▶ [TASK GOAL]:
Transcribe the records below exactly.

A run of records:
================================

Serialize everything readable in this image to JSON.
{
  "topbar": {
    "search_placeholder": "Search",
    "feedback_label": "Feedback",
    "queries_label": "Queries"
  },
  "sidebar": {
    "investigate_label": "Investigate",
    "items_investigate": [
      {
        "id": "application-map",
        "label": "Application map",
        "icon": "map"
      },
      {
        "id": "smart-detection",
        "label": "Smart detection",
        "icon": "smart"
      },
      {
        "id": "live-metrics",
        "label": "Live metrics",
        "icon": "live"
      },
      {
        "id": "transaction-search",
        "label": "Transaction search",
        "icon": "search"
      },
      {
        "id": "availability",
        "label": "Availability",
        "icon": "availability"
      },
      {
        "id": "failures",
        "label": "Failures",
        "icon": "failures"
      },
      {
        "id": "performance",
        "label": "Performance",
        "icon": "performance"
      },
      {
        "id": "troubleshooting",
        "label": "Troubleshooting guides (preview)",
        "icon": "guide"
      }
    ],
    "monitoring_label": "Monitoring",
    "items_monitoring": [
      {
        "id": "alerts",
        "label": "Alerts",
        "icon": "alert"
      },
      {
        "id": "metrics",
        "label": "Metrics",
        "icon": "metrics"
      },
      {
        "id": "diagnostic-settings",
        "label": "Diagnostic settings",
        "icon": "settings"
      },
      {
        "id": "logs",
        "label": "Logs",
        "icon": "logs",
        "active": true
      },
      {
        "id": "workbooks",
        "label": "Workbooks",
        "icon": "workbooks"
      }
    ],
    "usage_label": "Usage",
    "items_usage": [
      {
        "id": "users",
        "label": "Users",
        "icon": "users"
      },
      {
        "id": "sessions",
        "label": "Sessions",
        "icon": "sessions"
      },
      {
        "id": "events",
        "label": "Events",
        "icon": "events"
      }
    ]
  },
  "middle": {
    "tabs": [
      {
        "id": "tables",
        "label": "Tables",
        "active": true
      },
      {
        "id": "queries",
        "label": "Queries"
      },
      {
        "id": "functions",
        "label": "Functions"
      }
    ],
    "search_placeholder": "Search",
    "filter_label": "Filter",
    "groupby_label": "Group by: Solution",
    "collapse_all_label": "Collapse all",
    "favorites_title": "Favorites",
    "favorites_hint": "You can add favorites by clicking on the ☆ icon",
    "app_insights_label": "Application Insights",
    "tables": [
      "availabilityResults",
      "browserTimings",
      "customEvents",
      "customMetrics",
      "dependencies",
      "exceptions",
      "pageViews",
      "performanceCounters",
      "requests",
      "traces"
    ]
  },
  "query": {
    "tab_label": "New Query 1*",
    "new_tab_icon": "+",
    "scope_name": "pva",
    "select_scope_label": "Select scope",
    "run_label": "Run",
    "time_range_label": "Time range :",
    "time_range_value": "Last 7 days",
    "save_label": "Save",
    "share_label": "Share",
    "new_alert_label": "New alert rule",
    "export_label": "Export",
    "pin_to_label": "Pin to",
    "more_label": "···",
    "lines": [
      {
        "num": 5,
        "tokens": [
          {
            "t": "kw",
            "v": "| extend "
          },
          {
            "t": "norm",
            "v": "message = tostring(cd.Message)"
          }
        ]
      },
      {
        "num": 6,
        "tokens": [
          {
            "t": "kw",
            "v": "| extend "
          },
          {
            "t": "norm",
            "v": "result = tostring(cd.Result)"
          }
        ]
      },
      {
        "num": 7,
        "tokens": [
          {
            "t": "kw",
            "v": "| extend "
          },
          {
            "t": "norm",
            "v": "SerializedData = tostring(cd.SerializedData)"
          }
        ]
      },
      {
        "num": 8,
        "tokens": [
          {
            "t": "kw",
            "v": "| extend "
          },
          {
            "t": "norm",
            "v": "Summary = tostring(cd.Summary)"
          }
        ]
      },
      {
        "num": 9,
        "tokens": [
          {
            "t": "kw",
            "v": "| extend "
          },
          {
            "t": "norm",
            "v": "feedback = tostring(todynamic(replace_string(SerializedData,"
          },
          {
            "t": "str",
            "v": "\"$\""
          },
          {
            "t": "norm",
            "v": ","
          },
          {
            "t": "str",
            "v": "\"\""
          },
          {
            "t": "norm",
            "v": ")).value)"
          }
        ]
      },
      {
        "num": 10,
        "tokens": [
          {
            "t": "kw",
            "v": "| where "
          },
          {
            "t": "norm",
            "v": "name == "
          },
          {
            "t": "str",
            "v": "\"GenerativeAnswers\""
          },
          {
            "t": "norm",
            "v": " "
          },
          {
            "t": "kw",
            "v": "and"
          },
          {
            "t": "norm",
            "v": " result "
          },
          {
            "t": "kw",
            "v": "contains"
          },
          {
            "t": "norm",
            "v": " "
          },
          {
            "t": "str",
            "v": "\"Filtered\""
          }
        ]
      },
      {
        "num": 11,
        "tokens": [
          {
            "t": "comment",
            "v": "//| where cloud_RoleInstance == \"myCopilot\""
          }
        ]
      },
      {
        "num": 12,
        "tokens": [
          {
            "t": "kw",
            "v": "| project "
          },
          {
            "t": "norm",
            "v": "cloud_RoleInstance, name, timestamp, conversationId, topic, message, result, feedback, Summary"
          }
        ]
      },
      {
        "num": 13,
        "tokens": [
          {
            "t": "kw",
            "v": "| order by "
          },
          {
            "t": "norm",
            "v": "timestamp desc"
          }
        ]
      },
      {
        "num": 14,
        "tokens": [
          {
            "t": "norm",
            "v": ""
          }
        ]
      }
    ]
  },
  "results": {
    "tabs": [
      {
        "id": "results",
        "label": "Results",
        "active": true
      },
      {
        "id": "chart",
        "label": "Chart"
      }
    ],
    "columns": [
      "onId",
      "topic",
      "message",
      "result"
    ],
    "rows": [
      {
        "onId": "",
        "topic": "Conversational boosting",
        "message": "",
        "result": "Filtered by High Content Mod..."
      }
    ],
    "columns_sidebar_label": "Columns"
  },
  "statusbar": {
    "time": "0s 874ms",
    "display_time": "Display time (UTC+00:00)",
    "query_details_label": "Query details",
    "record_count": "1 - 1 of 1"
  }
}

================================

▶ [EXERCISE ANSWER]:
Serialize everything readable in this image to JSON.
{
  "topbar": {
    "search_placeholder": "Search",
    "feedback_label": "Feedback",
    "queries_label": "Queries"
  },
  "sidebar": {
    "investigate_label": "Investigate",
    "items_investigate": [
      {
        "id": "application-map",
        "label": "Application map",
        "icon": "map"
      },
      {
        "id": "smart-detection",
        "label": "Smart detection",
        "icon": "smart"
      },
      {
        "id": "live-metrics",
        "label": "Live metrics",
        "icon": "live"
      },
      {
        "id": "transaction-search",
        "label": "Transaction search",
        "icon": "search"
      },
      {
        "id": "availability",
        "label": "Availability",
        "icon": "availability"
      },
      {
        "id": "failures",
        "label": "Failures",
        "icon": "failures"
      },
      {
        "id": "performance",
        "label": "Performance",
        "icon": "performance"
      },
      {
        "id": "troubleshooting",
        "label": "Troubleshooting guides (preview)",
        "icon": "guide"
      }
    ],
    "monitoring_label": "Monitoring",
    "items_monitoring": [
      {
        "id": "alerts",
        "label": "Alerts",
        "icon": "alert"
      },
      {
        "id": "metrics",
        "label": "Metrics",
        "icon": "metrics"
      },
      {
        "id": "diagnostic-settings",
        "label": "Diagnostic settings",
        "icon": "settings"
      },
      {
        "id": "logs",
        "label": "Logs",
        "icon": "logs",
        "active": true
      },
      {
        "id": "workbooks",
        "label": "Workbooks",
        "icon": "workbooks"
      }
    ],
    "usage_label": "Usage",
    "items_usage": [
      {
        "id": "users",
        "label": "Users",
        "icon": "users"
      },
      {
        "id": "sessions",
        "label": "Sessions",
        "icon": "sessions"
      },
      {
        "id": "events",
        "label": "Events",
        "icon": "events"
      }
    ]
  },
  "middle": {
    "tabs": [
      {
        "id": "tables",
        "label": "Tables",
        "active": true
      },
      {
        "id": "queries",
        "label": "Queries"
      },
      {
        "id": "functions",
        "label": "Functions"
      }
    ],
    "search_placeholder": "Search",
    "filter_label": "Filter",
    "groupby_label": "Group by: Solution",
    "collapse_all_label": "Collapse all",
    "favorites_title": "Favorites",
    "favorites_hint": "You can add favorites by clicking on the ☆ icon",
    "app_insights_label": "Application Insights",
    "tables": [
      "availabilityResults",
      "browserTimings",
      "customEvents",
      "customMetrics",
      "dependencies",
      "exceptions",
      "pageViews",
      "performanceCounters",
      "requests",
      "traces"
    ]
  },
  "query": {
    "tab_label": "New Query 1*",
    "new_tab_icon": "+",
    "scope_name": "pva",
    "select_scope_label": "Select scope",
    "run_label": "Run",
    "time_range_label": "Time range :",
    "time_range_value": "Last 7 days",
    "save_label": "Save",
    "share_label": "Share",
    "new_alert_label": "New alert rule",
    "export_label": "Export",
    "pin_to_label": "Pin to",
    "more_label": "···",
    "lines": [
      {
        "num": 5,
        "tokens": [
          {
            "t": "kw",
            "v": "| extend "
          },
          {
            "t": "norm",
            "v": "message = tostring(cd.Message)"
          }
        ]
      },
      {
        "num": 6,
        "tokens": [
          {
            "t": "kw",
            "v": "| extend "
          },
          {
            "t": "norm",
            "v": "result = tostring(cd.Result)"
          }
        ]
      },
      {
        "num": 7,
        "tokens": [
          {
            "t": "kw",
            "v": "| extend "
          },
          {
            "t": "norm",
            "v": "SerializedData = tostring(cd.SerializedData)"
          }
        ]
      },
      {
        "num": 8,
        "tokens": [
          {
            "t": "kw",
            "v": "| extend "
          },
          {
            "t": "norm",
            "v": "Summary = tostring(cd.Summary)"
          }
        ]
      },
      {
        "num": 9,
        "tokens": [
          {
            "t": "kw",
            "v": "| extend "
          },
          {
            "t": "norm",
            "v": "feedback = tostring(todynamic(replace_string(SerializedData,"
          },
          {
            "t": "str",
            "v": "\"$\""
          },
          {
            "t": "norm",
            "v": ","
          },
          {
            "t": "str",
            "v": "\"\""
          },
          {
            "t": "norm",
            "v": ")).value)"
          }
        ]
      },
      {
        "num": 10,
        "tokens": [
          {
            "t": "kw",
            "v": "| where "
          },
          {
            "t": "norm",
            "v": "name == "
          },
          {
            "t": "str",
            "v": "\"GenerativeAnswers\""
          },
          {
            "t": "norm",
            "v": " "
          },
          {
            "t": "kw",
            "v": "and"
          },
          {
            "t": "norm",
            "v": " result "
          },
          {
            "t": "kw",
            "v": "contains"
          },
          {
            "t": "norm",
            "v": " "
          },
          {
            "t": "str",
            "v": "\"Filtered\""
          }
        ]
      },
      {
        "num": 11,
        "tokens": [
          {
            "t": "comment",
            "v": "//| where cloud_RoleInstance == \"myCopilot\""
          }
        ]
      },
      {
        "num": 12,
        "tokens": [
          {
            "t": "kw",
            "v": "| project "
          },
          {
            "t": "norm",
            "v": "cloud_RoleInstance, name, timestamp, conversationId, topic, message, result, feedback, Summary"
          }
        ]
      },
      {
        "num": 13,
        "tokens": [
          {
            "t": "kw",
            "v": "| order by "
          },
          {
            "t": "norm",
            "v": "timestamp desc"
          }
        ]
      },
      {
        "num": 14,
        "tokens": [
          {
            "t": "norm",
            "v": ""
          }
        ]
      }
    ]
  },
  "results": {
    "tabs": [
      {
        "id": "results",
        "label": "Results",
        "active": true
      },
      {
        "id": "chart",
        "label": "Chart"
      }
    ],
    "columns": [
      "onId",
      "topic",
      "message",
      "result"
    ],
    "rows": [
      {
        "onId": "",
        "topic": "Conversational boosting",
        "message": "",
        "result": "Filtered by High Content Mod..."
      }
    ],
    "columns_sidebar_label": "Columns"
  },
  "statusbar": {
    "time": "0s 874ms",
    "display_time": "Display time (UTC+00:00)",
    "query_details_label": "Query details",
    "record_count": "1 - 1 of 1"
  }
}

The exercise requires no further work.